### What the task asks
Single out the lines of the material that contain "name" and copy them.

★ ★ ★ ★ ★

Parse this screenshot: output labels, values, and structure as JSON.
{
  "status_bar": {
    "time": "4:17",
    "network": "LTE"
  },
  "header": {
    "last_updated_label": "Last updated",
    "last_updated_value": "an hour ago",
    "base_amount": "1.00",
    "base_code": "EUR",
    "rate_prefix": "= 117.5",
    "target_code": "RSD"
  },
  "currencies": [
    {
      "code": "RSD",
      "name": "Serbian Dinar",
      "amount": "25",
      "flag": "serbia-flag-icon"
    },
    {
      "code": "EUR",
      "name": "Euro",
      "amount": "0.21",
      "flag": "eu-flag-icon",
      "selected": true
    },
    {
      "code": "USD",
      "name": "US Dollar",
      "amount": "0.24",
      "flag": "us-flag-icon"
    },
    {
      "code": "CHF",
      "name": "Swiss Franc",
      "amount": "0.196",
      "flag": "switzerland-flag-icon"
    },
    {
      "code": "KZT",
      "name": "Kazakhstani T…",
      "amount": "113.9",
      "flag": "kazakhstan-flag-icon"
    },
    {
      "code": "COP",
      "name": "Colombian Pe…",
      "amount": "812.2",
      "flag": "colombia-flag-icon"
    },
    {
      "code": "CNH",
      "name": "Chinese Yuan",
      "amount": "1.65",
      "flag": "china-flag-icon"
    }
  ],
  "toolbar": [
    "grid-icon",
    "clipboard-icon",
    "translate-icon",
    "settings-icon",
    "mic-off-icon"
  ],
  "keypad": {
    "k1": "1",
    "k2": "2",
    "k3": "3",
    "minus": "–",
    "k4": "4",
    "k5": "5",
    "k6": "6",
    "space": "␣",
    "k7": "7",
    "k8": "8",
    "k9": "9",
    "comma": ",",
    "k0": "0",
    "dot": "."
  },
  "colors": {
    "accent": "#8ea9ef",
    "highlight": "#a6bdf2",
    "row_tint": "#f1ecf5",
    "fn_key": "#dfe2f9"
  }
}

★ ★ ★ ★ ★

### Exercise result
      "name": "Serbian Dinar",
      "name": "Euro",
      "name": "US Dollar",
      "name": "Swiss Franc",
      "name": "Kazakhstani T…",
      "name": "Colombian Pe…",
      "name": "Chinese Yuan",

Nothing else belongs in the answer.